Extract every line below, verbatim.

::: Items :::

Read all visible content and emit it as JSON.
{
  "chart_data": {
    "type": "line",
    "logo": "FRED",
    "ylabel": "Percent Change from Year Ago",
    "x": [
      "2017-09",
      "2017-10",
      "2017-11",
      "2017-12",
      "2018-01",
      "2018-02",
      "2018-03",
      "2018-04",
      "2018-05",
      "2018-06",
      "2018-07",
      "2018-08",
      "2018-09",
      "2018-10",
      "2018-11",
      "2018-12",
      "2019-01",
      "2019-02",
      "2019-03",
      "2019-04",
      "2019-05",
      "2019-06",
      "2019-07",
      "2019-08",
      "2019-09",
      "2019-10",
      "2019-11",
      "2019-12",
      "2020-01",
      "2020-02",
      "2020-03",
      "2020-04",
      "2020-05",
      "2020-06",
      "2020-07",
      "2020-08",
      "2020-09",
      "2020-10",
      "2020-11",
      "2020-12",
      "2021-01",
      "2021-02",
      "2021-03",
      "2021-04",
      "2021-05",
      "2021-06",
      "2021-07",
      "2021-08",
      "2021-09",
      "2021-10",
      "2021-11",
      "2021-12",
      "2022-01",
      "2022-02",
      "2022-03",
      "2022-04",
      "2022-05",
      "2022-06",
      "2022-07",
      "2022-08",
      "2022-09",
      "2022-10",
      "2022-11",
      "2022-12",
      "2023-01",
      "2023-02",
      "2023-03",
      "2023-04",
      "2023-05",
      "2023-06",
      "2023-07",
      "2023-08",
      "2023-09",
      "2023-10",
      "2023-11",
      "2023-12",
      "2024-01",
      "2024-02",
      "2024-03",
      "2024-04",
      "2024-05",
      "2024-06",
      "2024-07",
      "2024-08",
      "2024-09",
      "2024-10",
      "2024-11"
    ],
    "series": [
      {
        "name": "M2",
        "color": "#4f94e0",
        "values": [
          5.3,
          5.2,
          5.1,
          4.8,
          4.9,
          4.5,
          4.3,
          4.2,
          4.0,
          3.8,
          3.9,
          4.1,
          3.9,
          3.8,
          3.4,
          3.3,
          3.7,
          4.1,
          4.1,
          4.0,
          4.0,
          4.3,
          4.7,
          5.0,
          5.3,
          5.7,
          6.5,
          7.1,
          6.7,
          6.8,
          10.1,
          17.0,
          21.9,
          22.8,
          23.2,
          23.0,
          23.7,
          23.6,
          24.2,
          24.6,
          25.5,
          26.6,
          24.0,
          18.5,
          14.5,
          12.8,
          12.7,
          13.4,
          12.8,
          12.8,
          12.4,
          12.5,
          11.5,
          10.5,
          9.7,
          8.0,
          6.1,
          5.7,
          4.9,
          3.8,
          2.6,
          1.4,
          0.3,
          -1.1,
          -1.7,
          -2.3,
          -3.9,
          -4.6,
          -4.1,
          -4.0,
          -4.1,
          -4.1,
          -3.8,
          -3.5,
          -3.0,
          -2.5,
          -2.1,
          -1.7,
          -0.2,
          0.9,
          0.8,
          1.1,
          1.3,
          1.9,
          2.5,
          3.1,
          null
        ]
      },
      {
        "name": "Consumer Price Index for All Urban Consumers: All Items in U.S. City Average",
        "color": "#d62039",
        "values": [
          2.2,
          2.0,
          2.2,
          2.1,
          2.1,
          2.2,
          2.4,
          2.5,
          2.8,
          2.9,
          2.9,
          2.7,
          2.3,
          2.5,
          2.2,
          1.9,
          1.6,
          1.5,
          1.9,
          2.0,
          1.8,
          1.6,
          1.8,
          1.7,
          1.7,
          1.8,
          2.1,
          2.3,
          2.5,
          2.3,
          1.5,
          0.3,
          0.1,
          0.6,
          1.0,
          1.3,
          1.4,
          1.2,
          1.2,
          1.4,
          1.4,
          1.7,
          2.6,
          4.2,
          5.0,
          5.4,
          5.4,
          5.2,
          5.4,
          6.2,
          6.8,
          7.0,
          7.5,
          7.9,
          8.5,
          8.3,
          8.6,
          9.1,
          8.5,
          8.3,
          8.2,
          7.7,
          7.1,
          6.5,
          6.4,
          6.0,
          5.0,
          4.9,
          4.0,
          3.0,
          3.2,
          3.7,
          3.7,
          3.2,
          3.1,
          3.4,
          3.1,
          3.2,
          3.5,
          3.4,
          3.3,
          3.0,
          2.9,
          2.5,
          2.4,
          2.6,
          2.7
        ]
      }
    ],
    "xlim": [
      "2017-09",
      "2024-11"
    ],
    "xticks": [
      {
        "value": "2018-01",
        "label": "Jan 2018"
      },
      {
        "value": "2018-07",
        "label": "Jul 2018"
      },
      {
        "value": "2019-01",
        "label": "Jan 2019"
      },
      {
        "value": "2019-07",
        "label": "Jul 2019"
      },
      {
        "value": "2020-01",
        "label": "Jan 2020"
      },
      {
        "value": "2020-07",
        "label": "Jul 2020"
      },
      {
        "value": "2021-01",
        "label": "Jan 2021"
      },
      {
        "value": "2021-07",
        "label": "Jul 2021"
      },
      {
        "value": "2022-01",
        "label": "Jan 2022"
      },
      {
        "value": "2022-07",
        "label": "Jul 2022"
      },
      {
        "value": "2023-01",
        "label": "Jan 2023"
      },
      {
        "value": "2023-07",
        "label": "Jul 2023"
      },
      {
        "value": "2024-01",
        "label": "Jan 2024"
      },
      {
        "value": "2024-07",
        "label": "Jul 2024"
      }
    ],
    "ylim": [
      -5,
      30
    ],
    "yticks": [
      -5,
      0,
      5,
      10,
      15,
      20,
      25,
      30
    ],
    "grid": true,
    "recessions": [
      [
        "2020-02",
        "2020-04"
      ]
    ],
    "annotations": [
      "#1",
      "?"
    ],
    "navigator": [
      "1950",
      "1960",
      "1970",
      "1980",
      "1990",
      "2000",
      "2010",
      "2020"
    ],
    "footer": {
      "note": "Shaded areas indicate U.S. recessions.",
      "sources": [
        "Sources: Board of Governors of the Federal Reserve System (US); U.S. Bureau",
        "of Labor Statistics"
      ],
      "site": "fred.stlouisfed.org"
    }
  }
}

:::

● Response to the task
Read all visible content and emit it as JSON.
{
  "chart_data": {
    "type": "line",
    "logo": "FRED",
    "ylabel": "Percent Change from Year Ago",
    "x": [
      "2017-09",
      "2017-10",
      "2017-11",
      "2017-12",
      "2018-01",
      "2018-02",
      "2018-03",
      "2018-04",
      "2018-05",
      "2018-06",
      "2018-07",
      "2018-08",
      "2018-09",
      "2018-10",
      "2018-11",
      "2018-12",
      "2019-01",
      "2019-02",
      "2019-03",
      "2019-04",
      "2019-05",
      "2019-06",
      "2019-07",
      "2019-08",
      "2019-09",
      "2019-10",
      "2019-11",
      "2019-12",
      "2020-01",
      "2020-02",
      "2020-03",
      "2020-04",
      "2020-05",
      "2020-06",
      "2020-07",
      "2020-08",
      "2020-09",
      "2020-10",
      "2020-11",
      "2020-12",
      "2021-01",
      "2021-02",
      "2021-03",
      "2021-04",
      "2021-05",
      "2021-06",
      "2021-07",
      "2021-08",
      "2021-09",
      "2021-10",
      "2021-11",
      "2021-12",
      "2022-01",
      "2022-02",
      "2022-03",
      "2022-04",
      "2022-05",
      "2022-06",
      "2022-07",
      "2022-08",
      "2022-09",
      "2022-10",
      "2022-11",
      "2022-12",
      "2023-01",
      "2023-02",
      "2023-03",
      "2023-04",
      "2023-05",
      "2023-06",
      "2023-07",
      "2023-08",
      "2023-09",
      "2023-10",
      "2023-11",
      "2023-12",
      "2024-01",
      "2024-02",
      "2024-03",
      "2024-04",
      "2024-05",
      "2024-06",
      "2024-07",
      "2024-08",
      "2024-09",
      "2024-10",
      "2024-11"
    ],
    "series": [
      {
        "name": "M2",
        "color": "#4f94e0",
        "values": [
          5.3,
          5.2,
          5.1,
          4.8,
          4.9,
          4.5,
          4.3,
          4.2,
          4.0,
          3.8,
          3.9,
          4.1,
          3.9,
          3.8,
          3.4,
          3.3,
          3.7,
          4.1,
          4.1,
          4.0,
          4.0,
          4.3,
          4.7,
          5.0,
          5.3,
          5.7,
          6.5,
          7.1,
          6.7,
          6.8,
          10.1,
          17.0,
          21.9,
          22.8,
          23.2,
          23.0,
          23.7,
          23.6,
          24.2,
          24.6,
          25.5,
          26.6,
          24.0,
          18.5,
          14.5,
          12.8,
          12.7,
          13.4,
          12.8,
          12.8,
          12.4,
          12.5,
          11.5,
          10.5,
          9.7,
          8.0,
          6.1,
          5.7,
          4.9,
          3.8,
          2.6,
          1.4,
          0.3,
          -1.1,
          -1.7,
          -2.3,
          -3.9,
          -4.6,
          -4.1,
          -4.0,
          -4.1,
          -4.1,
          -3.8,
          -3.5,
          -3.0,
          -2.5,
          -2.1,
          -1.7,
          -0.2,
          0.9,
          0.8,
          1.1,
          1.3,
          1.9,
          2.5,
          3.1,
          null
        ]
      },
      {
        "name": "Consumer Price Index for All Urban Consumers: All Items in U.S. City Average",
        "color": "#d62039",
        "values": [
          2.2,
          2.0,
          2.2,
          2.1,
          2.1,
          2.2,
          2.4,
          2.5,
          2.8,
          2.9,
          2.9,
          2.7,
          2.3,
          2.5,
          2.2,
          1.9,
          1.6,
          1.5,
          1.9,
          2.0,
          1.8,
          1.6,
          1.8,
          1.7,
          1.7,
          1.8,
          2.1,
          2.3,
          2.5,
          2.3,
          1.5,
          0.3,
          0.1,
          0.6,
          1.0,
          1.3,
          1.4,
          1.2,
          1.2,
          1.4,
          1.4,
          1.7,
          2.6,
          4.2,
          5.0,
          5.4,
          5.4,
          5.2,
          5.4,
          6.2,
          6.8,
          7.0,
          7.5,
          7.9,
          8.5,
          8.3,
          8.6,
          9.1,
          8.5,
          8.3,
          8.2,
          7.7,
          7.1,
          6.5,
          6.4,
          6.0,
          5.0,
          4.9,
          4.0,
          3.0,
          3.2,
          3.7,
          3.7,
          3.2,
          3.1,
          3.4,
          3.1,
          3.2,
          3.5,
          3.4,
          3.3,
          3.0,
          2.9,
          2.5,
          2.4,
          2.6,
          2.7
        ]
      }
    ],
    "xlim": [
      "2017-09",
      "2024-11"
    ],
    "xticks": [
      {
        "value": "2018-01",
        "label": "Jan 2018"
      },
      {
        "value": "2018-07",
        "label": "Jul 2018"
      },
      {
        "value": "2019-01",
        "label": "Jan 2019"
      },
      {
        "value": "2019-07",
        "label": "Jul 2019"
      },
      {
        "value": "2020-01",
        "label": "Jan 2020"
      },
      {
        "value": "2020-07",
        "label": "Jul 2020"
      },
      {
        "value": "2021-01",
        "label": "Jan 2021"
      },
      {
        "value": "2021-07",
        "label": "Jul 2021"
      },
      {
        "value": "2022-01",
        "label": "Jan 2022"
      },
      {
        "value": "2022-07",
        "label": "Jul 2022"
      },
      {
        "value": "2023-01",
        "label": "Jan 2023"
      },
      {
        "value": "2023-07",
        "label": "Jul 2023"
      },
      {
        "value": "2024-01",
        "label": "Jan 2024"
      },
      {
        "value": "2024-07",
        "label": "Jul 2024"
      }
    ],
    "ylim": [
      -5,
      30
    ],
    "yticks": [
      -5,
      0,
      5,
      10,
      15,
      20,
      25,
      30
    ],
    "grid": true,
    "recessions": [
      [
        "2020-02",
        "2020-04"
      ]
    ],
    "annotations": [
      "#1",
      "?"
    ],
    "navigator": [
      "1950",
      "1960",
      "1970",
      "1980",
      "1990",
      "2000",
      "2010",
      "2020"
    ],
    "footer": {
      "note": "Shaded areas indicate U.S. recessions.",
      "sources": [
        "Sources: Board of Governors of the Federal Reserve System (US); U.S. Bureau",
        "of Labor Statistics"
      ],
      "site": "fred.stlouisfed.org"
    }
  }
}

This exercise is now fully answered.